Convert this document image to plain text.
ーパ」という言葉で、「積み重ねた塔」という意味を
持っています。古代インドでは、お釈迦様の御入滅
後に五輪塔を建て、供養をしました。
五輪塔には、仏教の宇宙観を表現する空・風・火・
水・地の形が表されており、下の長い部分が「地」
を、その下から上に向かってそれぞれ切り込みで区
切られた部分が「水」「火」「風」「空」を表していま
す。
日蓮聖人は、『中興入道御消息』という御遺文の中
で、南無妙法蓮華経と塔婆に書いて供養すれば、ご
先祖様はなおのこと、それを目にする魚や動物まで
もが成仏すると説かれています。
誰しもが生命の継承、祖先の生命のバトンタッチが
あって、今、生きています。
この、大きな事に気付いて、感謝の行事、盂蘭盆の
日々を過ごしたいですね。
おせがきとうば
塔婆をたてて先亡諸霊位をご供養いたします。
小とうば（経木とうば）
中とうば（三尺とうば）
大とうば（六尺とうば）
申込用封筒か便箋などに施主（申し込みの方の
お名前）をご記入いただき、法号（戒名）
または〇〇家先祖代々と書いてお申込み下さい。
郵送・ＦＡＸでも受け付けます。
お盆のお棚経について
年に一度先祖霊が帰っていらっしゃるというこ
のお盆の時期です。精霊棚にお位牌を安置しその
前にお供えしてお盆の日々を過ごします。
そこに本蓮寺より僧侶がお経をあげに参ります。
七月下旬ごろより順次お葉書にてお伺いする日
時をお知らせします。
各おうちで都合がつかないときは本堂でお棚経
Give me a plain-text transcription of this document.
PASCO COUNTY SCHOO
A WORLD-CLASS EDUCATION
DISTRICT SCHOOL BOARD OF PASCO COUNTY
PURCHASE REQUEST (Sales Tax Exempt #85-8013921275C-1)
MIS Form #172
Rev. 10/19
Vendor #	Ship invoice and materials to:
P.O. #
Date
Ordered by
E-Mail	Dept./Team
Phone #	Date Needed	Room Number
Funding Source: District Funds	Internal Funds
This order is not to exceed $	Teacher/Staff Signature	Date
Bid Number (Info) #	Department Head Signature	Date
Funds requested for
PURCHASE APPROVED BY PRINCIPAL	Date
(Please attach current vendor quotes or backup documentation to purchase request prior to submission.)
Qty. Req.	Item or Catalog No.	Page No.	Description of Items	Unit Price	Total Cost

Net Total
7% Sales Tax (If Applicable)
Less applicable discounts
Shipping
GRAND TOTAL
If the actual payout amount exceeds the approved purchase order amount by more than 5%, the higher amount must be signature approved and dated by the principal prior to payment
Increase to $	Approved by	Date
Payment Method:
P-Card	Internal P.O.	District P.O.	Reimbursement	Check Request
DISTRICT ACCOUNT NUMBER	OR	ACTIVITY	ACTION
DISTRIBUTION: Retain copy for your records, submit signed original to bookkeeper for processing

◆ ◆ ◆ ◆ ◆ ◆ ◆

◆ **WRITTEN REQUEST**
Please quote the records above exactly, without skipping a line.

◆ **EXERCISE OUTPUT**
Convert this document image to plain text.
ーパ」という言葉で、「積み重ねた塔」という意味を
持っています。古代インドでは、お釈迦様の御入滅
後に五輪塔を建て、供養をしました。
五輪塔には、仏教の宇宙観を表現する空・風・火・
水・地の形が表されており、下の長い部分が「地」
を、その下から上に向かってそれぞれ切り込みで区
切られた部分が「水」「火」「風」「空」を表していま
す。
日蓮聖人は、『中興入道御消息』という御遺文の中
で、南無妙法蓮華経と塔婆に書いて供養すれば、ご
先祖様はなおのこと、それを目にする魚や動物まで
もが成仏すると説かれています。
誰しもが生命の継承、祖先の生命のバトンタッチが
あって、今、生きています。
この、大きな事に気付いて、感謝の行事、盂蘭盆の
日々を過ごしたいですね。
おせがきとうば
塔婆をたてて先亡諸霊位をご供養いたします。
小とうば（経木とうば）
中とうば（三尺とうば）
大とうば（六尺とうば）
申込用封筒か便箋などに施主（申し込みの方の
お名前）をご記入いただき、法号（戒名）
または〇〇家先祖代々と書いてお申込み下さい。
郵送・ＦＡＸでも受け付けます。
お盆のお棚経について
年に一度先祖霊が帰っていらっしゃるというこ
のお盆の時期です。精霊棚にお位牌を安置しその
前にお供えしてお盆の日々を過ごします。
そこに本蓮寺より僧侶がお経をあげに参ります。
七月下旬ごろより順次お葉書にてお伺いする日
時をお知らせします。
各おうちで都合がつかないときは本堂でお棚経
Give me a plain-text transcription of this document.
PASCO COUNTY SCHOO
A WORLD-CLASS EDUCATION
DISTRICT SCHOOL BOARD OF PASCO COUNTY
PURCHASE REQUEST (Sales Tax Exempt #85-8013921275C-1)
MIS Form #172
Rev. 10/19
Vendor #	Ship invoice and materials to:
P.O. #
Date
Ordered by
E-Mail	Dept./Team
Phone #	Date Needed	Room Number
Funding Source: District Funds	Internal Funds
This order is not to exceed $	Teacher/Staff Signature	Date
Bid Number (Info) #	Department Head Signature	Date
Funds requested for
PURCHASE APPROVED BY PRINCIPAL	Date
(Please attach current vendor quotes or backup documentation to purchase request prior to submission.)
Qty. Req.	Item or Catalog No.	Page No.	Description of Items	Unit Price	Total Cost

Net Total
7% Sales Tax (If Applicable)
Less applicable discounts
Shipping
GRAND TOTAL
If the actual payout amount exceeds the approved purchase order amount by more than 5%, the higher amount must be signature approved and dated by the principal prior to payment
Increase to $	Approved by	Date
Payment Method:
P-Card	Internal P.O.	District P.O.	Reimbursement	Check Request
DISTRICT ACCOUNT NUMBER	OR	ACTIVITY	ACTION
DISTRIBUTION: Retain copy for your records, submit signed original to bookkeeper for processing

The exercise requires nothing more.